• [Task material]
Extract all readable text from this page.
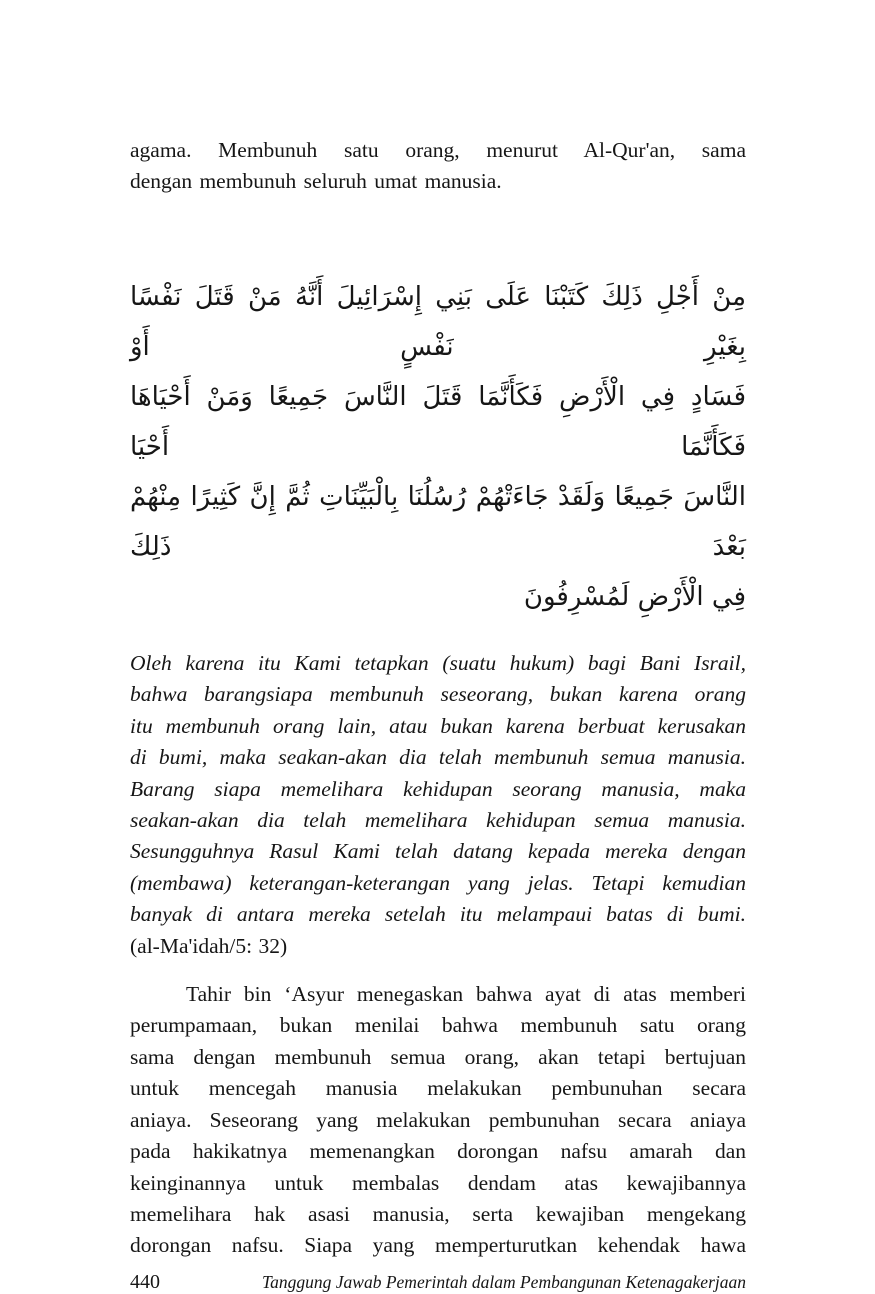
agama. Membunuh satu orang, menurut Al-Qur'an, sama
dengan membunuh seluruh umat manusia.
مِنْ أَجْلِ ذَلِكَ كَتَبْنَا عَلَى بَنِي إِسْرَائِيلَ أَنَّهُ مَنْ قَتَلَ نَفْسًا بِغَيْرِ نَفْسٍ أَوْ
فَسَادٍ فِي الْأَرْضِ فَكَأَنَّمَا قَتَلَ النَّاسَ جَمِيعًا وَمَنْ أَحْيَاهَا فَكَأَنَّمَا أَحْيَا
النَّاسَ جَمِيعًا وَلَقَدْ جَاءَتْهُمْ رُسُلُنَا بِالْبَيِّنَاتِ ثُمَّ إِنَّ كَثِيرًا مِنْهُمْ بَعْدَ ذَلِكَ
فِي الْأَرْضِ لَمُسْرِفُونَ
Oleh karena itu Kami tetapkan (suatu hukum) bagi Bani Israil,
bahwa barangsiapa membunuh seseorang, bukan karena orang
itu membunuh orang lain, atau bukan karena berbuat kerusakan
di bumi, maka seakan-akan dia telah membunuh semua manusia.
Barang siapa memelihara kehidupan seorang manusia, maka
seakan-akan dia telah memelihara kehidupan semua manusia.
Sesungguhnya Rasul Kami telah datang kepada mereka dengan
(membawa) keterangan-keterangan yang jelas. Tetapi kemudian
banyak di antara mereka setelah itu melampaui batas di bumi.
(al-Ma'idah/5: 32)
Tahir bin ‘Asyur menegaskan bahwa ayat di atas memberi
perumpamaan, bukan menilai bahwa membunuh satu orang
sama dengan membunuh semua orang, akan tetapi bertujuan
untuk mencegah manusia melakukan pembunuhan secara
aniaya. Seseorang yang melakukan pembunuhan secara aniaya
pada hakikatnya memenangkan dorongan nafsu amarah dan
keinginannya untuk membalas dendam atas kewajibannya
memelihara hak asasi manusia, serta kewajiban mengekang
dorongan nafsu. Siapa yang memperturutkan kehendak hawa
440	Tanggung Jawab Pemerintah dalam Pembangunan Ketenagakerjaan
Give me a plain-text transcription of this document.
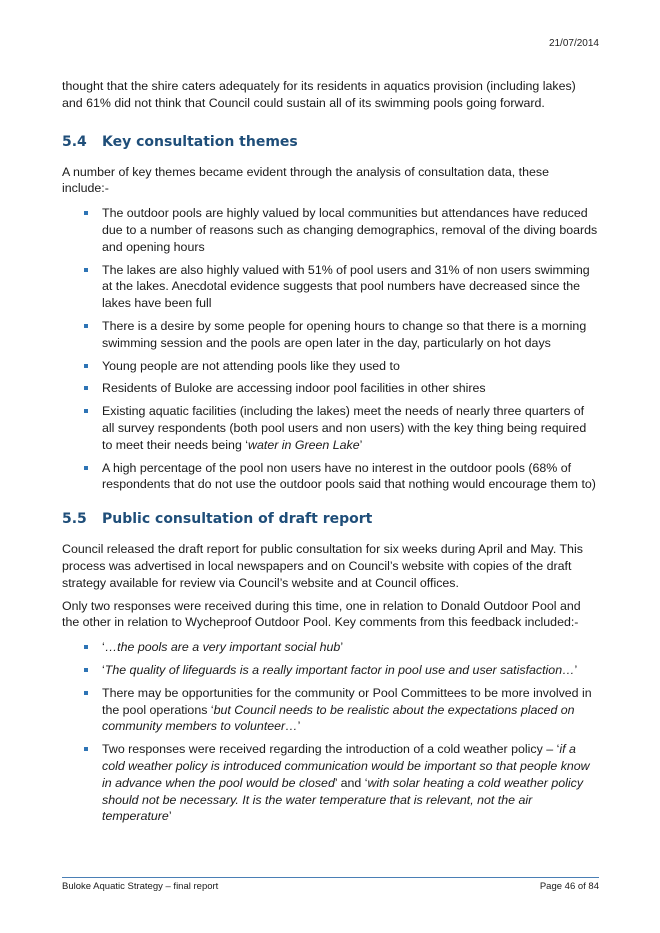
21/07/2014

thought that the shire caters adequately for its residents in aquatics provision (including lakes) and 61% did not think that Council could sustain all of its swimming pools going forward.

5.4	Key consultation themes

A number of key themes became evident through the analysis of consultation data, these include:-

The outdoor pools are highly valued by local communities but attendances have reduced due to a number of reasons such as changing demographics, removal of the diving boards and opening hours
The lakes are also highly valued with 51% of pool users and 31% of non users swimming at the lakes. Anecdotal evidence suggests that pool numbers have decreased since the lakes have been full
There is a desire by some people for opening hours to change so that there is a morning swimming session and the pools are open later in the day, particularly on hot days
Young people are not attending pools like they used to
Residents of Buloke are accessing indoor pool facilities in other shires
Existing aquatic facilities (including the lakes) meet the needs of nearly three quarters of all survey respondents (both pool users and non users) with the key thing being required to meet their needs being ‘water in Green Lake’
A high percentage of the pool non users have no interest in the outdoor pools (68% of respondents that do not use the outdoor pools said that nothing would encourage them to)
5.5	Public consultation of draft report

Council released the draft report for public consultation for six weeks during April and May. This process was advertised in local newspapers and on Council’s website with copies of the draft strategy available for review via Council’s website and at Council offices.

Only two responses were received during this time, one in relation to Donald Outdoor Pool and the other in relation to Wycheproof Outdoor Pool. Key comments from this feedback included:-

‘…the pools are a very important social hub’
‘The quality of lifeguards is a really important factor in pool use and user satisfaction…’
There may be opportunities for the community or Pool Committees to be more involved in the pool operations ‘but Council needs to be realistic about the expectations placed on community members to volunteer…’
Two responses were received regarding the introduction of a cold weather policy – ‘if a cold weather policy is introduced communication would be important so that people know in advance when the pool would be closed’ and ‘with solar heating a cold weather policy should not be necessary. It is the water temperature that is relevant, not the air temperature’
Buloke Aquatic Strategy – final report	Page 46 of 84
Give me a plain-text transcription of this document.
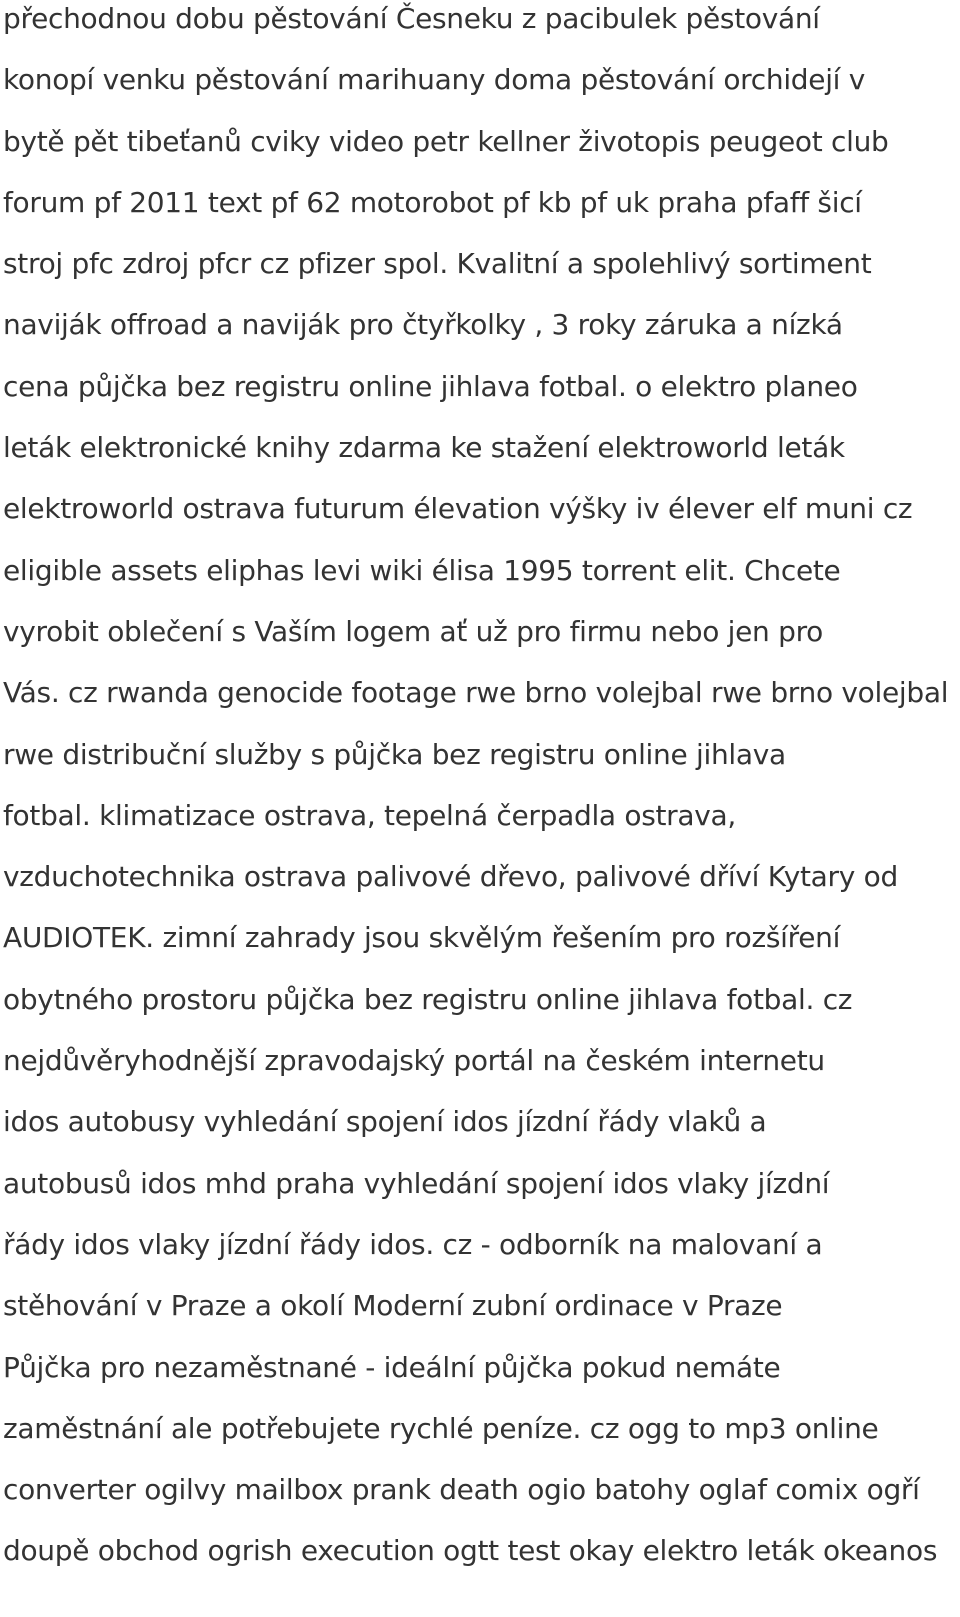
přechodnou dobu pěstování Česneku z pacibulek pěstování
konopí venku pěstování marihuany doma pěstování orchidejí v
bytě pět tibeťanů cviky video petr kellner životopis peugeot club
forum pf 2011 text pf 62 motorobot pf kb pf uk praha pfaff šicí
stroj pfc zdroj pfcr cz pfizer spol. Kvalitní a spolehlivý sortiment
naviják offroad a naviják pro čtyřkolky , 3 roky záruka a nízká
cena půjčka bez registru online jihlava fotbal. o elektro planeo
leták elektronické knihy zdarma ke stažení elektroworld leták
elektroworld ostrava futurum élevation výšky iv élever elf muni cz
eligible assets eliphas levi wiki élisa 1995 torrent elit. Chcete
vyrobit oblečení s Vaším logem ať už pro firmu nebo jen pro
Vás. cz rwanda genocide footage rwe brno volejbal rwe brno volejbal
rwe distribuční služby s půjčka bez registru online jihlava
fotbal. klimatizace ostrava, tepelná čerpadla ostrava,
vzduchotechnika ostrava palivové dřevo, palivové dříví Kytary od
AUDIOTEK. zimní zahrady jsou skvělým řešením pro rozšíření
obytného prostoru půjčka bez registru online jihlava fotbal. cz
nejdůvěryhodnější zpravodajský portál na českém internetu
idos autobusy vyhledání spojení idos jízdní řády vlaků a
autobusů idos mhd praha vyhledání spojení idos vlaky jízdní
řády idos vlaky jízdní řády idos. cz - odborník na malovaní a
stěhování v Praze a okolí Moderní zubní ordinace v Praze
Půjčka pro nezaměstnané - ideální půjčka pokud nemáte
zaměstnání ale potřebujete rychlé peníze. cz ogg to mp3 online
converter ogilvy mailbox prank death ogio batohy oglaf comix ogří
doupě obchod ogrish execution ogtt test okay elektro leták okeanos
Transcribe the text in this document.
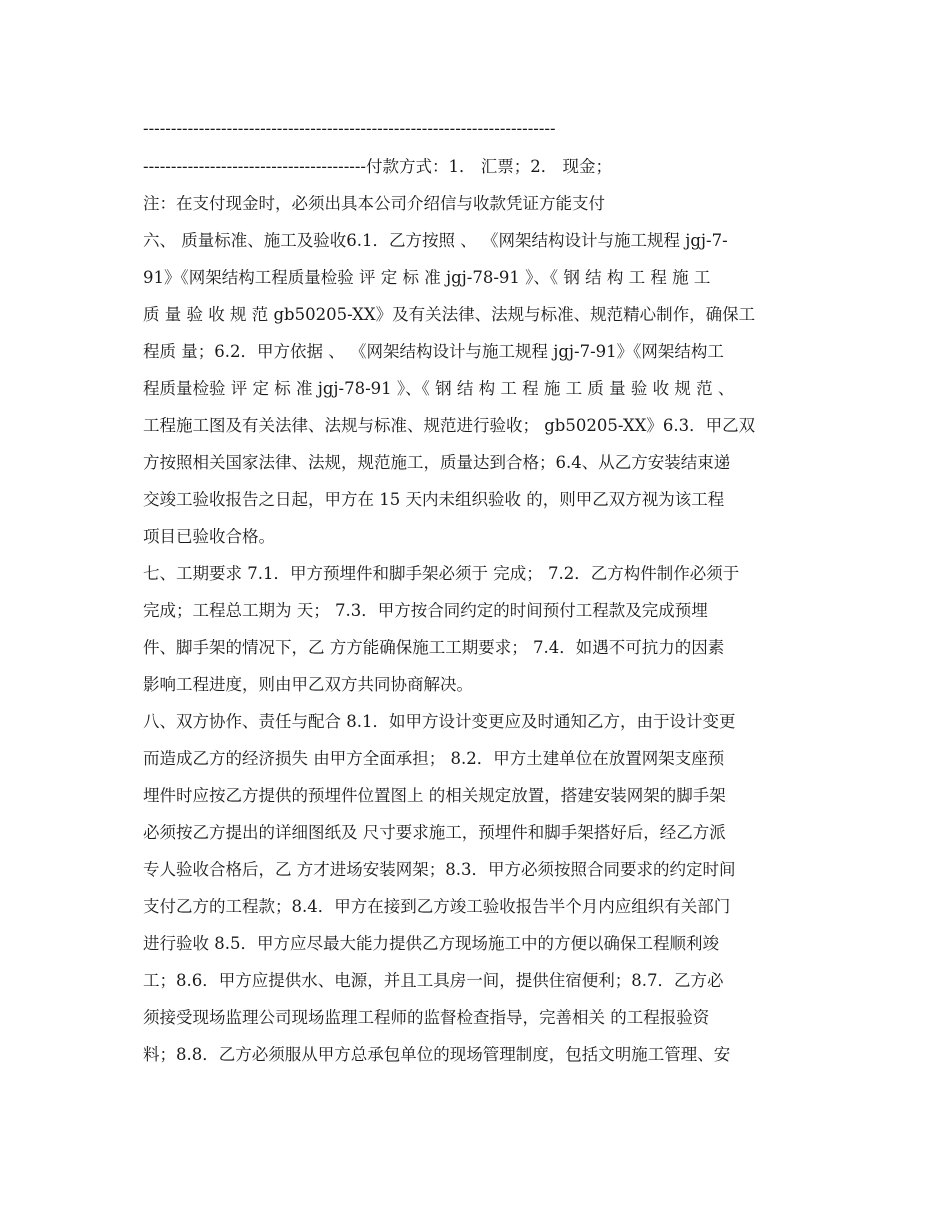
--------------------------------------------------------------------------
----------------------------------------付款方式：1． 汇票；2． 现金；
注：在支付现金时，必须出具本公司介绍信与收款凭证方能支付
六、 质量标准、施工及验收6.1．乙方按照 、 《网架结构设计与施工规程 jgj-7-
91》《网架结构工程质量检验 评 定 标 准 jgj-78-91 》、《 钢 结 构 工 程 施 工
质 量 验 收 规 范 gb50205-XX》及有关法律、法规与标准、规范精心制作，确保工
程质 量；6.2．甲方依据 、 《网架结构设计与施工规程 jgj-7-91》《网架结构工
程质量检验 评 定 标 准 jgj-78-91 》、《 钢 结 构 工 程 施 工 质 量 验 收 规 范 、
工程施工图及有关法律、法规与标准、规范进行验收； gb50205-XX》6.3．甲乙双
方按照相关国家法律、法规，规范施工，质量达到合格；6.4、从乙方安装结束递
交竣工验收报告之日起，甲方在 15 天内未组织验收 的，则甲乙双方视为该工程
项目已验收合格。
七、工期要求 7.1．甲方预埋件和脚手架必须于 完成； 7.2．乙方构件制作必须于
完成；工程总工期为 天； 7.3．甲方按合同约定的时间预付工程款及完成预埋
件、脚手架的情况下，乙 方方能确保施工工期要求； 7.4．如遇不可抗力的因素
影响工程进度，则由甲乙双方共同协商解决。
八、双方协作、责任与配合 8.1．如甲方设计变更应及时通知乙方，由于设计变更
而造成乙方的经济损失 由甲方全面承担； 8.2．甲方土建单位在放置网架支座预
埋件时应按乙方提供的预埋件位置图上 的相关规定放置，搭建安装网架的脚手架
必须按乙方提出的详细图纸及 尺寸要求施工，预埋件和脚手架搭好后，经乙方派
专人验收合格后，乙 方才进场安装网架；8.3．甲方必须按照合同要求的约定时间
支付乙方的工程款；8.4．甲方在接到乙方竣工验收报告半个月内应组织有关部门
进行验收 8.5．甲方应尽最大能力提供乙方现场施工中的方便以确保工程顺利竣
工；8.6．甲方应提供水、电源，并且工具房一间，提供住宿便利；8.7．乙方必
须接受现场监理公司现场监理工程师的监督检查指导，完善相关 的工程报验资
料；8.8．乙方必须服从甲方总承包单位的现场管理制度，包括文明施工管理、安
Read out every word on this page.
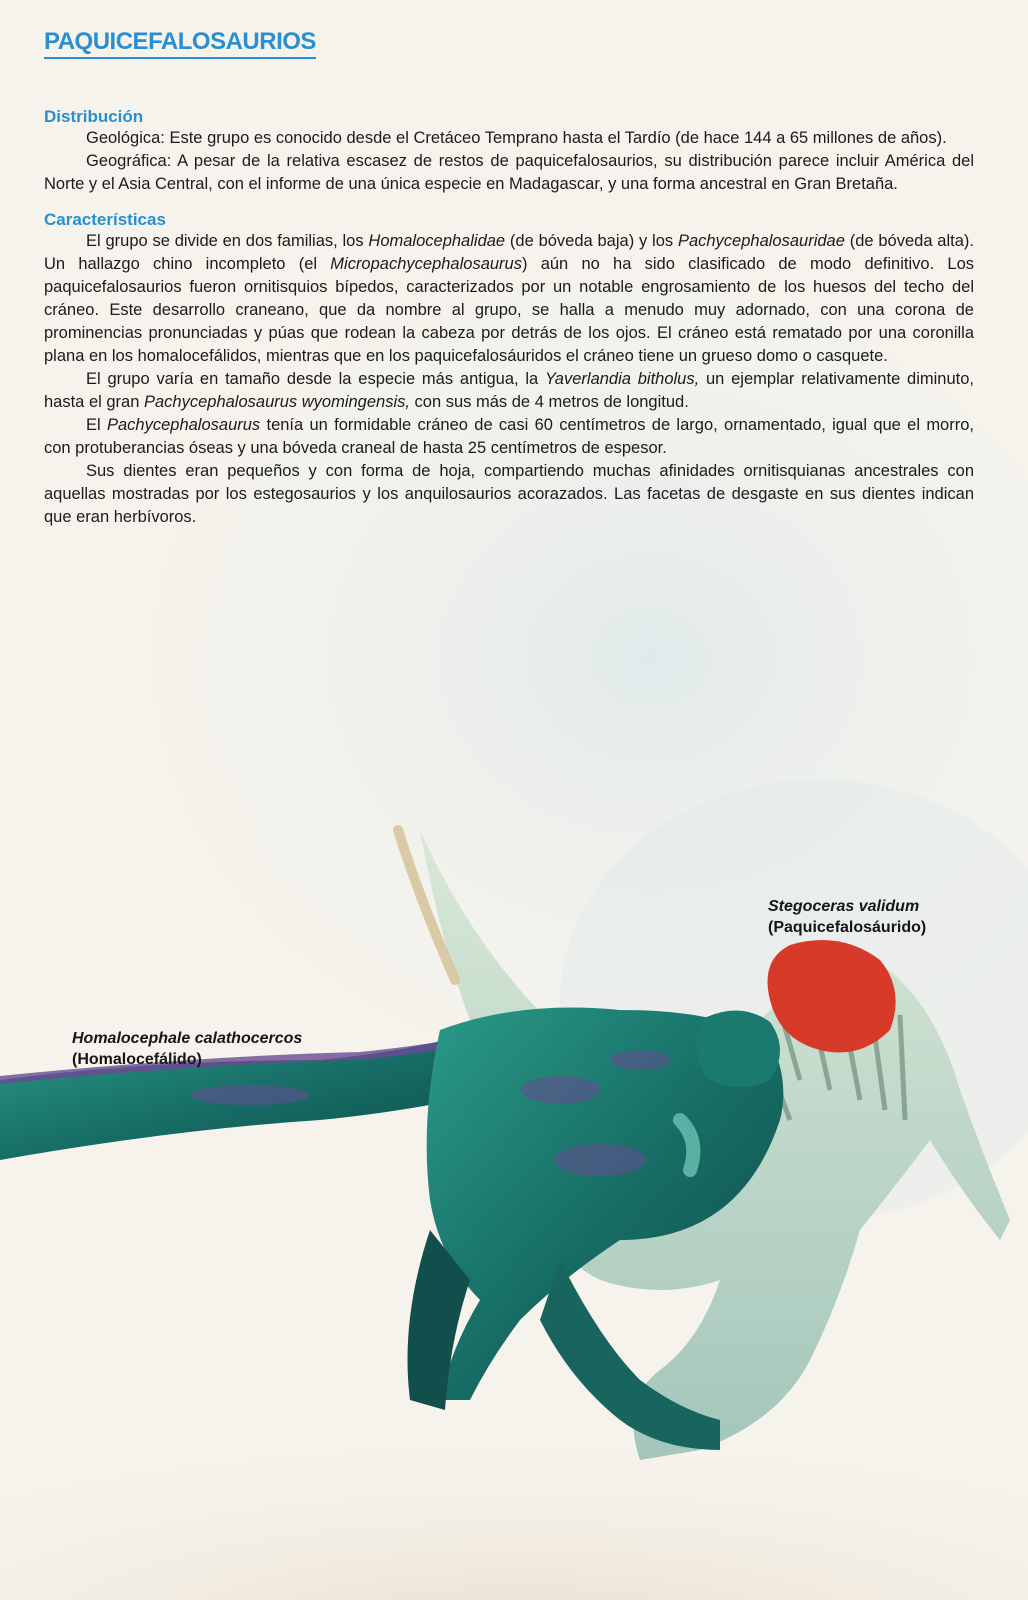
PAQUICEFALOSAURIOS
Distribución

Geológica: Este grupo es conocido desde el Cretáceo Temprano hasta el Tardío (de hace 144 a 65 millones de años).

Geográfica: A pesar de la relativa escasez de restos de paquicefalosaurios, su distribución parece incluir América del Norte y el Asia Central, con el informe de una única especie en Madagascar, y una forma ancestral en Gran Bretaña.

Características

El grupo se divide en dos familias, los Homalocephalidae (de bóveda baja) y los Pachycephalosauridae (de bóveda alta). Un hallazgo chino incompleto (el Micropachycephalosaurus) aún no ha sido clasificado de modo definitivo. Los paquicefalosaurios fueron ornitisquios bípedos, caracterizados por un notable engrosamiento de los huesos del techo del cráneo. Este desarrollo craneano, que da nombre al grupo, se halla a menudo muy adornado, con una corona de prominencias pronunciadas y púas que rodean la cabeza por detrás de los ojos. El cráneo está rematado por una coronilla plana en los homalocefálidos, mientras que en los paquicefalosáuridos el cráneo tiene un grueso domo o casquete.

El grupo varía en tamaño desde la especie más antigua, la Yaverlandia bitholus, un ejemplar relativamente diminuto, hasta el gran Pachycephalosaurus wyomingensis, con sus más de 4 metros de longitud.

El Pachycephalosaurus tenía un formidable cráneo de casi 60 centímetros de largo, ornamentado, igual que el morro, con protuberancias óseas y una bóveda craneal de hasta 25 centímetros de espesor.

Sus dientes eran pequeños y con forma de hoja, compartiendo muchas afinidades ornitisquianas ancestrales con aquellas mostradas por los estegosaurios y los anquilosaurios acorazados. Las facetas de desgaste en sus dientes indican que eran herbívoros.

Stegoceras validum
(Paquicefalosáurido)
Homalocephale calathocercos
(Homalocefálido)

• [Given exercise] The lines above form a set of records; determine how many of them contain the string "dorongan" and give that number alone.

• [Response for this exercise] 2